====== BLOK TEKS ======

REPUBLIKA.CO.ID, JAKARTA -- Satuan Tugas Waspada Investasi (SWI) memperingatkan fintech ilegal beraksi di kala pandemi Covid-19. Ketua SWI Tongam L Tobing menyampaikan kondisi saat ini sangat rentan karena banyak masyarakat yang butuh dana-dana segar.
"Selama pandemi Covid-19 kelihatan fintech ilegal tetap marak," katanya dalam konferensi pers dengan Asosiasi Fintech Pendanaan Bersama Indonesia (AFPI), Senin (13/7).
Tongam menyampaikan fintech ilegal bisa memanfaatkan kondisi sulit masyarakat untuk mengambil keuntungan. Sehingga SWI semakin gencar melakukan patroli siber bekerja sama dengan Kementerian Kominfo untuk memblokir fintech ilegal.

====== DATA YANG DISEDIAKAN ======

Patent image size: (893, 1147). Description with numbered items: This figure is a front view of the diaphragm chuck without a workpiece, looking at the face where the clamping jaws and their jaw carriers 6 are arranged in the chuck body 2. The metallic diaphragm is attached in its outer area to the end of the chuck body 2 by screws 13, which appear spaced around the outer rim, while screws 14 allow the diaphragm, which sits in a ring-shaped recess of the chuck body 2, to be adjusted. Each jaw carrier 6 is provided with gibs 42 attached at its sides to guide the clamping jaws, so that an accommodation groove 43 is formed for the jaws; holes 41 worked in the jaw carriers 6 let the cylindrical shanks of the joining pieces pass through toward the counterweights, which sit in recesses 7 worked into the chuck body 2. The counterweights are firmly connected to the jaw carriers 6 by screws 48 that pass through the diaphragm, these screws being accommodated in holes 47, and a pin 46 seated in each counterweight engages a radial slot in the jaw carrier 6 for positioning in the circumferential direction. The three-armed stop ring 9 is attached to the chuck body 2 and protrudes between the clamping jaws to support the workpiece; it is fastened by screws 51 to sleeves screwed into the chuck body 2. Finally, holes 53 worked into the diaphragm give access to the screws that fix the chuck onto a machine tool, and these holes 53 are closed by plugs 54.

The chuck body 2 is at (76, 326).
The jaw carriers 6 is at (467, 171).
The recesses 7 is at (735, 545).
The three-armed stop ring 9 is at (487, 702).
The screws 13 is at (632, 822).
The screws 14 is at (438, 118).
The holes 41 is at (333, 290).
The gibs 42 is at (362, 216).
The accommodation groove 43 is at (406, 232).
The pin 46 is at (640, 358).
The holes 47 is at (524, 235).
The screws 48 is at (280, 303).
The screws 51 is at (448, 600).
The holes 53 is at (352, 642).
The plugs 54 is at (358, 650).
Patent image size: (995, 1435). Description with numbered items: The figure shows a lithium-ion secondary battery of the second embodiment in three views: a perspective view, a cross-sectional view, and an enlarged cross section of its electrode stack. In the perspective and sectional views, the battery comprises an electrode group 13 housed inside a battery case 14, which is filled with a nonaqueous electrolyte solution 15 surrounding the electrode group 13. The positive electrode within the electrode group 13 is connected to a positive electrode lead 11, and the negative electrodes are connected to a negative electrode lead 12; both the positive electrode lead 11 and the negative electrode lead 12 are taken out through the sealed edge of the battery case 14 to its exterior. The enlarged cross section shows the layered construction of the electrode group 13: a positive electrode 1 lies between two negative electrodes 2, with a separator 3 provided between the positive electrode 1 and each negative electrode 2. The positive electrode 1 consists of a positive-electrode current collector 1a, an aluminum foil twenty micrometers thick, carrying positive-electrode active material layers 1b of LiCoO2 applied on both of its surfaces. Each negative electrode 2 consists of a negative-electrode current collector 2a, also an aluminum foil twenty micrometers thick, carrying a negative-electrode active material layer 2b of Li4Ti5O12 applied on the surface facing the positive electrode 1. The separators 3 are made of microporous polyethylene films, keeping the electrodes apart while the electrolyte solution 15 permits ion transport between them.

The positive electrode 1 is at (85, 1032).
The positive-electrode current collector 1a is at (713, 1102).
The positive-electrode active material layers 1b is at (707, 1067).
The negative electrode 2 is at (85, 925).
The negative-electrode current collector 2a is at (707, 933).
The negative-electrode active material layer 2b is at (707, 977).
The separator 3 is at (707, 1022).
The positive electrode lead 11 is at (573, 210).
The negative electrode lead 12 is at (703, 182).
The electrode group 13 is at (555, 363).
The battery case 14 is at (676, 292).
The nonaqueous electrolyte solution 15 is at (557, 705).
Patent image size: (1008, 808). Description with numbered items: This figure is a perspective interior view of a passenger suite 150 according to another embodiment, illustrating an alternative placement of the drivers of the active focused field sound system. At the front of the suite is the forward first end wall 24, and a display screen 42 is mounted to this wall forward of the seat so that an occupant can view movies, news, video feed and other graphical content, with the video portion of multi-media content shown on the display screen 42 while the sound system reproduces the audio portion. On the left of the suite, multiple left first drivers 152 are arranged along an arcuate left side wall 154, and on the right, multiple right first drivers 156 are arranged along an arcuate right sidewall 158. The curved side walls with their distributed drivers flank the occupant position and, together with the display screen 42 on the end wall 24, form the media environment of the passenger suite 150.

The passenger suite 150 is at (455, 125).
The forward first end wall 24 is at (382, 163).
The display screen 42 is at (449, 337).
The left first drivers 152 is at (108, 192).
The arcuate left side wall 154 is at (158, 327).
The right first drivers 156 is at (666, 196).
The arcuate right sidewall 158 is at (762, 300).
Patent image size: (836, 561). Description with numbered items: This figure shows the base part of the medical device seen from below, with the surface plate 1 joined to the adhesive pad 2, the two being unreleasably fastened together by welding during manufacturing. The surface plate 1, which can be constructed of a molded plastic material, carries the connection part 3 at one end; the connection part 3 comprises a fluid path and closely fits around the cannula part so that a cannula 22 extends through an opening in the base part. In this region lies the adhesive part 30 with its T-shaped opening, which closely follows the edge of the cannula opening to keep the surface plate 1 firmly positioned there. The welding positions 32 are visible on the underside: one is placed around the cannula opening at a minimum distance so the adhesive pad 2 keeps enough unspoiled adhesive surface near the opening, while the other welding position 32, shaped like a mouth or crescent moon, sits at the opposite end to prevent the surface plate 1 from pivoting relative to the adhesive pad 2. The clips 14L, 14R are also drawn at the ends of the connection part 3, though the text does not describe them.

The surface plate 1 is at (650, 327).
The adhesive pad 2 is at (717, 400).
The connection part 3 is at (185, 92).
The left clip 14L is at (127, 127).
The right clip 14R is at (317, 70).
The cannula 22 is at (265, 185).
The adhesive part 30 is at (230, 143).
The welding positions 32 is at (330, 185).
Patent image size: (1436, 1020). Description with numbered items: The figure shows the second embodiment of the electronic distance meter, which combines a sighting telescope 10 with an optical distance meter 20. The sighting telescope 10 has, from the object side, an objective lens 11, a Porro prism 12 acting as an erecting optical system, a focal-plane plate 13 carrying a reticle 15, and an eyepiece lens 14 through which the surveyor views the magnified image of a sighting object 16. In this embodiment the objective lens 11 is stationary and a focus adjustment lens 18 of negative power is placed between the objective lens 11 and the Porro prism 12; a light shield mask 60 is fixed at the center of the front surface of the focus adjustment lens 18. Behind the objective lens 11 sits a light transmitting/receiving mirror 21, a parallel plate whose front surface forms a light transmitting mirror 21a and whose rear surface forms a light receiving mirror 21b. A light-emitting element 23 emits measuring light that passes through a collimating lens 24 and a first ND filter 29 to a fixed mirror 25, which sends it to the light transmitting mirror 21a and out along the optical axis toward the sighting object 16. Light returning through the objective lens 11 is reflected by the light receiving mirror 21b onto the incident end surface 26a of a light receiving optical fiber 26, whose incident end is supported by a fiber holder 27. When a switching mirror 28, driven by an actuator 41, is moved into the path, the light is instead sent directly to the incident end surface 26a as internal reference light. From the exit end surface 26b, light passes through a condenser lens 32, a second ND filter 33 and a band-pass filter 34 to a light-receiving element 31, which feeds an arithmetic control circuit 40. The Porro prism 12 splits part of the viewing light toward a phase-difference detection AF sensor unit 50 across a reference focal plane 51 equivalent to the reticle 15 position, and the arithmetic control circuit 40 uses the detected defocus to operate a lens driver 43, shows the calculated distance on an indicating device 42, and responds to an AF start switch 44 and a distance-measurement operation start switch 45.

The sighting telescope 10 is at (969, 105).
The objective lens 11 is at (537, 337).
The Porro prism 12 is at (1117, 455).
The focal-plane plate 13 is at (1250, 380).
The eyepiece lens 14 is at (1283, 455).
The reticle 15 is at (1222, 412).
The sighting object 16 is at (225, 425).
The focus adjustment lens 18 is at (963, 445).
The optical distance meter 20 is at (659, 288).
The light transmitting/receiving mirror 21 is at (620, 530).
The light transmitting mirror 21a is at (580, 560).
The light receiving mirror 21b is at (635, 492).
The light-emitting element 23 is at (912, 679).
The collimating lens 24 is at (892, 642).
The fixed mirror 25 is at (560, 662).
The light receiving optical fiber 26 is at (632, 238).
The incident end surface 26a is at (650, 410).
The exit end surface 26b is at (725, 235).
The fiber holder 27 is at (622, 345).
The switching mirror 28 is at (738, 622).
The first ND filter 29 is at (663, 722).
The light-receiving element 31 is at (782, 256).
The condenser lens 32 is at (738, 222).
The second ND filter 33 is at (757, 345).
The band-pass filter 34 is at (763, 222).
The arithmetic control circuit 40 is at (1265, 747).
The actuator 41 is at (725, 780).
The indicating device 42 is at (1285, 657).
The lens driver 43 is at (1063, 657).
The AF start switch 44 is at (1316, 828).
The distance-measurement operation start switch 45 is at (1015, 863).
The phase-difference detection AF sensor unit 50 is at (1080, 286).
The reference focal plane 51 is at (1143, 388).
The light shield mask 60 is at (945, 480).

======

_PETUNJUK PENGERJAAN_
Lanjutkan berita tentang peringatan SWI soal fintech ilegal di masa pandemi, mulai setelah kalimat terakhirnya. Baris-baris data ini berasal dari sumber lain.

_HASIL TUGAS_
Sejak 2018 hingga saat ini, SWI telah memblokir 2.591 fintech ilegal dalam berbagai bentuk. Mulai dari situs website, media sosial, aplikasi, hingga menyamar dalam bentuk koperasi. Tongam memperingatkan agar tidak mempercayai penawaran pinjaman dari sumber-sumber tidak jelas.
"Mulai dari SMS-SMS, media sosial, koperasi, itu kadang memang tidak sempat dicek kelegalannya tapi ini sudah tidak jelas," katanya.
Sejumlah kasus juga sudah ditangani kepolisian meski pelaporan dari korban masih minim. Tongam mengimbau agar korban fintech ilegal melapor ke kepolisian agar menimbulkan efek jera daripada mengumbarnya di media sosial. Menurutnya, tindakan ini lebih menyulitkan penindakan.
Fintech ilegal bisa langsung dengan mudah berganti-ganti nama. Ia juga tidak punya alamat kantor yang jelas. Setelah mengakses informasi-informasi pribadi peminjam, fintech ilegal akan tetap mudah melakukan teror dan lainnya.
"Ini memang mafia-mafia yang cari keuntungan," katanya.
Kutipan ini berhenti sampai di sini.